**Record excerpts**

---------------

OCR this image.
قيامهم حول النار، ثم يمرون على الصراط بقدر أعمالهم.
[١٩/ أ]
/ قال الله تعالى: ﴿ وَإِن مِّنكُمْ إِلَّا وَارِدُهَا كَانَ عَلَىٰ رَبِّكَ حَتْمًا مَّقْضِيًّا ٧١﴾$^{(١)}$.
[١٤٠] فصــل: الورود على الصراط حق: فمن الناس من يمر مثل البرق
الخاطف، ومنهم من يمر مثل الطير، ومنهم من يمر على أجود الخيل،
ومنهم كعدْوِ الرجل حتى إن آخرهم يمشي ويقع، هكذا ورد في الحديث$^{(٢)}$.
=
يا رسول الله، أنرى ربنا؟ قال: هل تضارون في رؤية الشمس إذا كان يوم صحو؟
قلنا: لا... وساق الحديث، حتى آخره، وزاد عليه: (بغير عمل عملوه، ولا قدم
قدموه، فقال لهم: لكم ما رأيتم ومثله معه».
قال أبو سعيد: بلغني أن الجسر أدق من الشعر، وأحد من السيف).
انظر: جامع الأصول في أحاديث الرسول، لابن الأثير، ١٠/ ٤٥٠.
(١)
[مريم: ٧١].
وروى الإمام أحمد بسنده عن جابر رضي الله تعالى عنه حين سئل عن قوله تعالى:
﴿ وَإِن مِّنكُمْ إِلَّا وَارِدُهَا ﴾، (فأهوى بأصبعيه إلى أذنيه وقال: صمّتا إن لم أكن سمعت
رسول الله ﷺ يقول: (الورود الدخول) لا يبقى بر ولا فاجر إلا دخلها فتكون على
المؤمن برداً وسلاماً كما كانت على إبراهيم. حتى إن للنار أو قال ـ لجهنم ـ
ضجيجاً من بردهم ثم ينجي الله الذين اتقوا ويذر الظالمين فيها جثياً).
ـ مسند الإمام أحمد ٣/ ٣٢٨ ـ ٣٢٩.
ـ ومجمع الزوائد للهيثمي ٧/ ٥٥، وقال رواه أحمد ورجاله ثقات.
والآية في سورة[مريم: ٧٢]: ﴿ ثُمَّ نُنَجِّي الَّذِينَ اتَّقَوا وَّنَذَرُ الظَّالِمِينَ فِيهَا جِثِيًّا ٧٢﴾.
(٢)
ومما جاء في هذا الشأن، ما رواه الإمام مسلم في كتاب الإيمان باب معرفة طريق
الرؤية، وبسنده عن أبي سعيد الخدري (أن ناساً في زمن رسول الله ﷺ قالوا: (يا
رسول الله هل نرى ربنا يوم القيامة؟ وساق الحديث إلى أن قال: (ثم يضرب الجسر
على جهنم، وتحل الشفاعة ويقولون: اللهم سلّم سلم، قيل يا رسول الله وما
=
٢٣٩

---------------

**What to produce**
Retype the entries exactly, including every line.

**Complete answer**
OCR this image.
قيامهم حول النار، ثم يمرون على الصراط بقدر أعمالهم.
[١٩/ أ]
/ قال الله تعالى: ﴿ وَإِن مِّنكُمْ إِلَّا وَارِدُهَا كَانَ عَلَىٰ رَبِّكَ حَتْمًا مَّقْضِيًّا ٧١﴾$^{(١)}$.
[١٤٠] فصــل: الورود على الصراط حق: فمن الناس من يمر مثل البرق
الخاطف، ومنهم من يمر مثل الطير، ومنهم من يمر على أجود الخيل،
ومنهم كعدْوِ الرجل حتى إن آخرهم يمشي ويقع، هكذا ورد في الحديث$^{(٢)}$.
=
يا رسول الله، أنرى ربنا؟ قال: هل تضارون في رؤية الشمس إذا كان يوم صحو؟
قلنا: لا... وساق الحديث، حتى آخره، وزاد عليه: (بغير عمل عملوه، ولا قدم
قدموه، فقال لهم: لكم ما رأيتم ومثله معه».
قال أبو سعيد: بلغني أن الجسر أدق من الشعر، وأحد من السيف).
انظر: جامع الأصول في أحاديث الرسول، لابن الأثير، ١٠/ ٤٥٠.
(١)
[مريم: ٧١].
وروى الإمام أحمد بسنده عن جابر رضي الله تعالى عنه حين سئل عن قوله تعالى:
﴿ وَإِن مِّنكُمْ إِلَّا وَارِدُهَا ﴾، (فأهوى بأصبعيه إلى أذنيه وقال: صمّتا إن لم أكن سمعت
رسول الله ﷺ يقول: (الورود الدخول) لا يبقى بر ولا فاجر إلا دخلها فتكون على
المؤمن برداً وسلاماً كما كانت على إبراهيم. حتى إن للنار أو قال ـ لجهنم ـ
ضجيجاً من بردهم ثم ينجي الله الذين اتقوا ويذر الظالمين فيها جثياً).
ـ مسند الإمام أحمد ٣/ ٣٢٨ ـ ٣٢٩.
ـ ومجمع الزوائد للهيثمي ٧/ ٥٥، وقال رواه أحمد ورجاله ثقات.
والآية في سورة[مريم: ٧٢]: ﴿ ثُمَّ نُنَجِّي الَّذِينَ اتَّقَوا وَّنَذَرُ الظَّالِمِينَ فِيهَا جِثِيًّا ٧٢﴾.
(٢)
ومما جاء في هذا الشأن، ما رواه الإمام مسلم في كتاب الإيمان باب معرفة طريق
الرؤية، وبسنده عن أبي سعيد الخدري (أن ناساً في زمن رسول الله ﷺ قالوا: (يا
رسول الله هل نرى ربنا يوم القيامة؟ وساق الحديث إلى أن قال: (ثم يضرب الجسر
على جهنم، وتحل الشفاعة ويقولون: اللهم سلّم سلم، قيل يا رسول الله وما
=
٢٣٩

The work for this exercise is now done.